Each line that follows is to be retyped exactly.
═════ Given data
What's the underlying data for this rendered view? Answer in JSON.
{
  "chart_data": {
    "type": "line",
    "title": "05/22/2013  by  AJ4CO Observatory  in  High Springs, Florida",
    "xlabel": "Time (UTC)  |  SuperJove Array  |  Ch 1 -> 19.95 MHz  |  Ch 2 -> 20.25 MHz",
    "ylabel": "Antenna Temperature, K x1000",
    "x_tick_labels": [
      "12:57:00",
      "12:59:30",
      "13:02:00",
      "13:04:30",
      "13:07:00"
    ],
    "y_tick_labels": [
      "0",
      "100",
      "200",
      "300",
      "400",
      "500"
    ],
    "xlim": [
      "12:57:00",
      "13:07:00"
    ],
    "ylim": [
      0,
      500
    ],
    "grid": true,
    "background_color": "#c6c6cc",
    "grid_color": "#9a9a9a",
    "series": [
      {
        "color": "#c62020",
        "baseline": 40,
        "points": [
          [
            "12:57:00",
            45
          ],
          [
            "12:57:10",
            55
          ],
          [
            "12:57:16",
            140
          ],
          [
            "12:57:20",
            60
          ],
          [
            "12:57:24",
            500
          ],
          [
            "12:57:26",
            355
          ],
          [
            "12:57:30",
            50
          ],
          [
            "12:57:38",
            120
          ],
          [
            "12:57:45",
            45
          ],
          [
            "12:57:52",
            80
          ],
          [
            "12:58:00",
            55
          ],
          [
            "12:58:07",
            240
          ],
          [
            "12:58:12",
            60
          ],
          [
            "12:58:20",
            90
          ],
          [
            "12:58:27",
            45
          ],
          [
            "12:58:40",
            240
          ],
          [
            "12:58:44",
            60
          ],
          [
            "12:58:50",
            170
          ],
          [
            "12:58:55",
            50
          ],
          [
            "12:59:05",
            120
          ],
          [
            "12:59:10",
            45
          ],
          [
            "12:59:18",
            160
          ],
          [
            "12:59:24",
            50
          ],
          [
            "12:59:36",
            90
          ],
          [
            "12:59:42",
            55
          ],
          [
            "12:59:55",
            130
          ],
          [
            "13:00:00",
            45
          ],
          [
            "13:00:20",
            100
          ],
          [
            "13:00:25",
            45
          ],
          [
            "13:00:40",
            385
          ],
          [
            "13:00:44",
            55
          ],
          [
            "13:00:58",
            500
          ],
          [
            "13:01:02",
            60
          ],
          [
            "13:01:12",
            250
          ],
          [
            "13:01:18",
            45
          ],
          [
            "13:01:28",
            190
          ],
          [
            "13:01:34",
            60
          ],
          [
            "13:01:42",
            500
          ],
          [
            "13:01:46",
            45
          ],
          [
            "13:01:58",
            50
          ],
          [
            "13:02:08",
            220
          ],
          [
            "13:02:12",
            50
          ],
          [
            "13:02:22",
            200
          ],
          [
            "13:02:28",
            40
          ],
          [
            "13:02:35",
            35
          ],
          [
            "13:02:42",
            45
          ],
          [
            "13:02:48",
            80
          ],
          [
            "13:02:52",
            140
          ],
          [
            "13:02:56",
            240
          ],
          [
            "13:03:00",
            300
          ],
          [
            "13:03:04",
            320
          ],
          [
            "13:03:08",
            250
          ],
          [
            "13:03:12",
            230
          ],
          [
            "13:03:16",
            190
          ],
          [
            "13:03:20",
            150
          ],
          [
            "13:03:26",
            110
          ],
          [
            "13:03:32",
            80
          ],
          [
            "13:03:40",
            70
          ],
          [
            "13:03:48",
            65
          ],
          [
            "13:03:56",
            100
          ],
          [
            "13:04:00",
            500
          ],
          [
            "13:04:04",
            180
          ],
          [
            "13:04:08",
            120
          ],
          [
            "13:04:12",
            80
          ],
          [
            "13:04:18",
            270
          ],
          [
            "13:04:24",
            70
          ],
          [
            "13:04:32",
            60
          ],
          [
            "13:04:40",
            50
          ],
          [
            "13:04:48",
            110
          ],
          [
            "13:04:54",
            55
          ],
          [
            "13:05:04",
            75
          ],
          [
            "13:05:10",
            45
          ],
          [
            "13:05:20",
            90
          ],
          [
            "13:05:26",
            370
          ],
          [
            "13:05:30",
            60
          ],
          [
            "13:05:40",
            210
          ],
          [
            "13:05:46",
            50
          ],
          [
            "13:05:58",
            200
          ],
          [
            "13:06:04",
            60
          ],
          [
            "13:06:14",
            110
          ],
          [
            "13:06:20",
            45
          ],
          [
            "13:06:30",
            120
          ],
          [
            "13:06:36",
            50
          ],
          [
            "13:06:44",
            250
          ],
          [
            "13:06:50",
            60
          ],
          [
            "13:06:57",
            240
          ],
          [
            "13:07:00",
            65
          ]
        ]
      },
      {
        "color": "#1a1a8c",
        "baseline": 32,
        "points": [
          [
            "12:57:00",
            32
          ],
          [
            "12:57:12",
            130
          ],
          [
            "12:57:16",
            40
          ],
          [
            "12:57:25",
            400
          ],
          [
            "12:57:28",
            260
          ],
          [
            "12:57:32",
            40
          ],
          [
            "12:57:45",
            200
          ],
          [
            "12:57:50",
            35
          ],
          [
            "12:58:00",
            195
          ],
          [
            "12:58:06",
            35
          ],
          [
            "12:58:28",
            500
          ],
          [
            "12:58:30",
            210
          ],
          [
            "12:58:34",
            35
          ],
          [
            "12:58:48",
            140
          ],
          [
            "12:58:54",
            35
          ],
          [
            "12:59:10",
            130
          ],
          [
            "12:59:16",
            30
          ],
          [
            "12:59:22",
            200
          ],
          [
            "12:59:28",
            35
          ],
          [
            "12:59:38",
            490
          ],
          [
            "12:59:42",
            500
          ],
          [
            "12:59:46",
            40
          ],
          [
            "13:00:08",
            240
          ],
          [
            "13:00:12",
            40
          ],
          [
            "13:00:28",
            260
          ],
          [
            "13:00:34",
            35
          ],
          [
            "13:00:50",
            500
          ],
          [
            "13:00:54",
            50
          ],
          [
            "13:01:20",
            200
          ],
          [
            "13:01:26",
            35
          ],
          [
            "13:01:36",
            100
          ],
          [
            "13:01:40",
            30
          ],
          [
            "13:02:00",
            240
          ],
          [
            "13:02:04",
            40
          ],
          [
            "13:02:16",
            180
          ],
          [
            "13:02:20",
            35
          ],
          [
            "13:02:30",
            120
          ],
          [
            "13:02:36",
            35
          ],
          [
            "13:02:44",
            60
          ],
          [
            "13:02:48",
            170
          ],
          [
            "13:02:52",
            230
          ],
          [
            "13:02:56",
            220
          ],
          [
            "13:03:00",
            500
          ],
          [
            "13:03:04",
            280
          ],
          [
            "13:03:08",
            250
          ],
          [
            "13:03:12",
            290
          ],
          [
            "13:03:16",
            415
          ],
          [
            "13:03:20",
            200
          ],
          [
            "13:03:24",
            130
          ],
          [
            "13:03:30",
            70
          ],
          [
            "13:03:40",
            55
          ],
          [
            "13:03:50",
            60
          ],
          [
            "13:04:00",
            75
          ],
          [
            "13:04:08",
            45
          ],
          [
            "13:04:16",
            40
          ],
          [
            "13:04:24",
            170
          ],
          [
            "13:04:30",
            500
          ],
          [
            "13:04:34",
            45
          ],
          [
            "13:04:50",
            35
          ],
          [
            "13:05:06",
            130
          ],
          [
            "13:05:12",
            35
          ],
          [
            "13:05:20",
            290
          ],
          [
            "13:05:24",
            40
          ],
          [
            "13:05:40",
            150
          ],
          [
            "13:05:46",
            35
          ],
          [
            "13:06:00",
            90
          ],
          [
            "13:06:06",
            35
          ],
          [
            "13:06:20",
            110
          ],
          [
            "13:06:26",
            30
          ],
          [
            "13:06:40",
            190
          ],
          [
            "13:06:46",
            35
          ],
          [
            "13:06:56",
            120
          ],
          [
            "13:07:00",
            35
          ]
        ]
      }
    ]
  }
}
══════════
__Answer to this problem__:
What's the underlying data for this rendered view? Answer in JSON.
{
  "chart_data": {
    "type": "line",
    "title": "05/22/2013  by  AJ4CO Observatory  in  High Springs, Florida",
    "xlabel": "Time (UTC)  |  SuperJove Array  |  Ch 1 -> 19.95 MHz  |  Ch 2 -> 20.25 MHz",
    "ylabel": "Antenna Temperature, K x1000",
    "x_tick_labels": [
      "12:57:00",
      "12:59:30",
      "13:02:00",
      "13:04:30",
      "13:07:00"
    ],
    "y_tick_labels": [
      "0",
      "100",
      "200",
      "300",
      "400",
      "500"
    ],
    "xlim": [
      "12:57:00",
      "13:07:00"
    ],
    "ylim": [
      0,
      500
    ],
    "grid": true,
    "background_color": "#c6c6cc",
    "grid_color": "#9a9a9a",
    "series": [
      {
        "color": "#c62020",
        "baseline": 40,
        "points": [
          [
            "12:57:00",
            45
          ],
          [
            "12:57:10",
            55
          ],
          [
            "12:57:16",
            140
          ],
          [
            "12:57:20",
            60
          ],
          [
            "12:57:24",
            500
          ],
          [
            "12:57:26",
            355
          ],
          [
            "12:57:30",
            50
          ],
          [
            "12:57:38",
            120
          ],
          [
            "12:57:45",
            45
          ],
          [
            "12:57:52",
            80
          ],
          [
            "12:58:00",
            55
          ],
          [
            "12:58:07",
            240
          ],
          [
            "12:58:12",
            60
          ],
          [
            "12:58:20",
            90
          ],
          [
            "12:58:27",
            45
          ],
          [
            "12:58:40",
            240
          ],
          [
            "12:58:44",
            60
          ],
          [
            "12:58:50",
            170
          ],
          [
            "12:58:55",
            50
          ],
          [
            "12:59:05",
            120
          ],
          [
            "12:59:10",
            45
          ],
          [
            "12:59:18",
            160
          ],
          [
            "12:59:24",
            50
          ],
          [
            "12:59:36",
            90
          ],
          [
            "12:59:42",
            55
          ],
          [
            "12:59:55",
            130
          ],
          [
            "13:00:00",
            45
          ],
          [
            "13:00:20",
            100
          ],
          [
            "13:00:25",
            45
          ],
          [
            "13:00:40",
            385
          ],
          [
            "13:00:44",
            55
          ],
          [
            "13:00:58",
            500
          ],
          [
            "13:01:02",
            60
          ],
          [
            "13:01:12",
            250
          ],
          [
            "13:01:18",
            45
          ],
          [
            "13:01:28",
            190
          ],
          [
            "13:01:34",
            60
          ],
          [
            "13:01:42",
            500
          ],
          [
            "13:01:46",
            45
          ],
          [
            "13:01:58",
            50
          ],
          [
            "13:02:08",
            220
          ],
          [
            "13:02:12",
            50
          ],
          [
            "13:02:22",
            200
          ],
          [
            "13:02:28",
            40
          ],
          [
            "13:02:35",
            35
          ],
          [
            "13:02:42",
            45
          ],
          [
            "13:02:48",
            80
          ],
          [
            "13:02:52",
            140
          ],
          [
            "13:02:56",
            240
          ],
          [
            "13:03:00",
            300
          ],
          [
            "13:03:04",
            320
          ],
          [
            "13:03:08",
            250
          ],
          [
            "13:03:12",
            230
          ],
          [
            "13:03:16",
            190
          ],
          [
            "13:03:20",
            150
          ],
          [
            "13:03:26",
            110
          ],
          [
            "13:03:32",
            80
          ],
          [
            "13:03:40",
            70
          ],
          [
            "13:03:48",
            65
          ],
          [
            "13:03:56",
            100
          ],
          [
            "13:04:00",
            500
          ],
          [
            "13:04:04",
            180
          ],
          [
            "13:04:08",
            120
          ],
          [
            "13:04:12",
            80
          ],
          [
            "13:04:18",
            270
          ],
          [
            "13:04:24",
            70
          ],
          [
            "13:04:32",
            60
          ],
          [
            "13:04:40",
            50
          ],
          [
            "13:04:48",
            110
          ],
          [
            "13:04:54",
            55
          ],
          [
            "13:05:04",
            75
          ],
          [
            "13:05:10",
            45
          ],
          [
            "13:05:20",
            90
          ],
          [
            "13:05:26",
            370
          ],
          [
            "13:05:30",
            60
          ],
          [
            "13:05:40",
            210
          ],
          [
            "13:05:46",
            50
          ],
          [
            "13:05:58",
            200
          ],
          [
            "13:06:04",
            60
          ],
          [
            "13:06:14",
            110
          ],
          [
            "13:06:20",
            45
          ],
          [
            "13:06:30",
            120
          ],
          [
            "13:06:36",
            50
          ],
          [
            "13:06:44",
            250
          ],
          [
            "13:06:50",
            60
          ],
          [
            "13:06:57",
            240
          ],
          [
            "13:07:00",
            65
          ]
        ]
      },
      {
        "color": "#1a1a8c",
        "baseline": 32,
        "points": [
          [
            "12:57:00",
            32
          ],
          [
            "12:57:12",
            130
          ],
          [
            "12:57:16",
            40
          ],
          [
            "12:57:25",
            400
          ],
          [
            "12:57:28",
            260
          ],
          [
            "12:57:32",
            40
          ],
          [
            "12:57:45",
            200
          ],
          [
            "12:57:50",
            35
          ],
          [
            "12:58:00",
            195
          ],
          [
            "12:58:06",
            35
          ],
          [
            "12:58:28",
            500
          ],
          [
            "12:58:30",
            210
          ],
          [
            "12:58:34",
            35
          ],
          [
            "12:58:48",
            140
          ],
          [
            "12:58:54",
            35
          ],
          [
            "12:59:10",
            130
          ],
          [
            "12:59:16",
            30
          ],
          [
            "12:59:22",
            200
          ],
          [
            "12:59:28",
            35
          ],
          [
            "12:59:38",
            490
          ],
          [
            "12:59:42",
            500
          ],
          [
            "12:59:46",
            40
          ],
          [
            "13:00:08",
            240
          ],
          [
            "13:00:12",
            40
          ],
          [
            "13:00:28",
            260
          ],
          [
            "13:00:34",
            35
          ],
          [
            "13:00:50",
            500
          ],
          [
            "13:00:54",
            50
          ],
          [
            "13:01:20",
            200
          ],
          [
            "13:01:26",
            35
          ],
          [
            "13:01:36",
            100
          ],
          [
            "13:01:40",
            30
          ],
          [
            "13:02:00",
            240
          ],
          [
            "13:02:04",
            40
          ],
          [
            "13:02:16",
            180
          ],
          [
            "13:02:20",
            35
          ],
          [
            "13:02:30",
            120
          ],
          [
            "13:02:36",
            35
          ],
          [
            "13:02:44",
            60
          ],
          [
            "13:02:48",
            170
          ],
          [
            "13:02:52",
            230
          ],
          [
            "13:02:56",
            220
          ],
          [
            "13:03:00",
            500
          ],
          [
            "13:03:04",
            280
          ],
          [
            "13:03:08",
            250
          ],
          [
            "13:03:12",
            290
          ],
          [
            "13:03:16",
            415
          ],
          [
            "13:03:20",
            200
          ],
          [
            "13:03:24",
            130
          ],
          [
            "13:03:30",
            70
          ],
          [
            "13:03:40",
            55
          ],
          [
            "13:03:50",
            60
          ],
          [
            "13:04:00",
            75
          ],
          [
            "13:04:08",
            45
          ],
          [
            "13:04:16",
            40
          ],
          [
            "13:04:24",
            170
          ],
          [
            "13:04:30",
            500
          ],
          [
            "13:04:34",
            45
          ],
          [
            "13:04:50",
            35
          ],
          [
            "13:05:06",
            130
          ],
          [
            "13:05:12",
            35
          ],
          [
            "13:05:20",
            290
          ],
          [
            "13:05:24",
            40
          ],
          [
            "13:05:40",
            150
          ],
          [
            "13:05:46",
            35
          ],
          [
            "13:06:00",
            90
          ],
          [
            "13:06:06",
            35
          ],
          [
            "13:06:20",
            110
          ],
          [
            "13:06:26",
            30
          ],
          [
            "13:06:40",
            190
          ],
          [
            "13:06:46",
            35
          ],
          [
            "13:06:56",
            120
          ],
          [
            "13:07:00",
            35
          ]
        ]
      }
    ]
  }
}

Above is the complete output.